### 本文抜粋:
= = = = = = =
素通りしたままにしなくてよかったと本当に思う

エンドロールが終わると、すぐに立つ方なのだが、今回はしばらくスクリーンから目が離せなかった
最初から最後まで、引き込まれるように観ていた気がする

選んだ人生ではなかった
与えられた、というより、むしろ押し付けられた人生だったのではないだろうか
それでも、生き残り、掴み取った人生

そこに、中国の激動の時代までもが襲いかかってくる
時代に翻弄され、生き残るために選ぶ道が、人によってはのちに仇になって返ってくる
それほど価値観が次々と一変するような難しい時代

その中で、レスリーチャン演じる蝶衣が放つ存在感
子供時代の役者も素晴らしかったが、レスリーチャンの演技の素晴らしさにとにかく引き込まれる
彼が背負い続ける悲哀、ただそこには強さもある
その一見すると相反する印象が、このキャラクターをさらに際立たせる

ラストシーンの選択は、そんな蝶衣だからこその選択であり、舞台と現実の区別がつかないと言われた蝶衣の演じた虞姫、最初の方で語られた覇王別姫のストーリーを思い出させるものだった

文革はどうしても理解できないし、失われたものや人を考えれば、なぜこんなことが起きてしまったのかと思わずにはいられない歴史のひとつ
一部の人間たちの思惑でここまで民衆が動いてしまう恐ろしさ、集団化した人々の恐ろしさをまざまざと見せられる
そして、追い込まれた小樓が吐露する過去、どこまで本音かわからない思い
それにより、蝶衣も言葉にまではしなかった思いや過去を暴露する
そうして、菊仙もまた追い込まれた
普段は隠すことができる、自覚すらしていないかもしれない人の弱さや醜さを吐き出させる
こんなことが必要だったのだろうか
言わずとも、聞かずともよかったはずの言葉たち
文革の残した傷跡は、目に見えるものだけではなく、人の心にも及んでいる

小豆が預けられた直後、母を呼びながら振り返った時にはすでにその姿はなく、雪のちらつく寒風だけがその扉の向こうにある
それほどあっさり子を手放した母を蝶衣はどこかで忘れない
満たされないなにかを、彼はずっと抱えたまま、時に阿片に溺れ、それでも自分の力で、脚で、生き続けた
その強さと弱さが、観終わったあとも、どうしても胸を突いてくる

レスリーチャンの選んだ最期が、なぜかここに重なって、なんともやり切れない気持ちになる
彼の演技の放つ存在感に、その悲哀があるとは思いたくないけれど

yukarin
yukarinさんのコメント
2023年8月8日

talismanさん、ありがとうございます!観た後、いろんな気持ちが溢れて、私自身もどこか泣きそうな気持ちで書いていたので、とてもうれしいお言葉です。

yukarin
talismanさんのコメント
2023年8月7日

yukarinさんのレビューにとても共感しました(泣きました)。
= = = = = = =
### 与えられた行:

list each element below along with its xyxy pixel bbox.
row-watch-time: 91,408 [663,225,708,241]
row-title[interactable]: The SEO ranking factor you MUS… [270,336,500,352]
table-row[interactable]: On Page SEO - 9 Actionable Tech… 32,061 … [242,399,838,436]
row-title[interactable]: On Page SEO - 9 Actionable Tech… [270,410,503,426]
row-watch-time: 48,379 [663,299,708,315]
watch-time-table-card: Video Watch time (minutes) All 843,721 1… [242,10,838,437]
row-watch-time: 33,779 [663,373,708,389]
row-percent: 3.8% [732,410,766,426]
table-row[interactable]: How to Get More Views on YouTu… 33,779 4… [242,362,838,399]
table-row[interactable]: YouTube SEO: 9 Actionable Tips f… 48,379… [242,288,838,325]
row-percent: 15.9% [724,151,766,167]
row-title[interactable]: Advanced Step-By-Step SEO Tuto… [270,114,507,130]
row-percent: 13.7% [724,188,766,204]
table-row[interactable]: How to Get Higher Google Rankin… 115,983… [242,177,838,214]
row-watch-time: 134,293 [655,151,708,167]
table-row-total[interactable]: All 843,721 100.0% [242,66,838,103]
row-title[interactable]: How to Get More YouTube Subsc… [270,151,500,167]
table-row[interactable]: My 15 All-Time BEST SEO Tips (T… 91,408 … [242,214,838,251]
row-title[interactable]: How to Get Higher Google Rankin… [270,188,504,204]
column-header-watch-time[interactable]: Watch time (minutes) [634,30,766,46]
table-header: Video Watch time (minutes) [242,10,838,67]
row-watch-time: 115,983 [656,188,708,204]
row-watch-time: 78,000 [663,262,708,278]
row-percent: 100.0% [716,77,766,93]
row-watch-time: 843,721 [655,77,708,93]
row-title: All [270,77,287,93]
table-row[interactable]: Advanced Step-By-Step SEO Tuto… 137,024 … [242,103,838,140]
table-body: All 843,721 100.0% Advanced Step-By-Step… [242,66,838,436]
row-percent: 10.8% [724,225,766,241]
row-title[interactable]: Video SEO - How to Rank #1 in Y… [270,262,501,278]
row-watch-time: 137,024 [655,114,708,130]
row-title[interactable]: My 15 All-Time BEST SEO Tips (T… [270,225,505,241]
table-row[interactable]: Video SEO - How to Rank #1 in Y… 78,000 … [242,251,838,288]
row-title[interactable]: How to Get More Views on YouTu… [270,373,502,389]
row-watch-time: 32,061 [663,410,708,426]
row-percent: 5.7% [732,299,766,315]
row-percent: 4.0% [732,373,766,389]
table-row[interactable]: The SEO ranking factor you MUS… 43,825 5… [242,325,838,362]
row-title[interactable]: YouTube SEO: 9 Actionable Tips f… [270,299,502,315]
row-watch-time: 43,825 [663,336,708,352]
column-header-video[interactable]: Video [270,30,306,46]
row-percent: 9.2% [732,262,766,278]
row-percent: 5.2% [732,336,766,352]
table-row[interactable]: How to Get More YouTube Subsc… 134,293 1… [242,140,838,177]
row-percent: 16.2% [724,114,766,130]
= = = = = = =
本文抜粋で蝶衣を演じている俳優の名前を答えてください。

レスリーチャン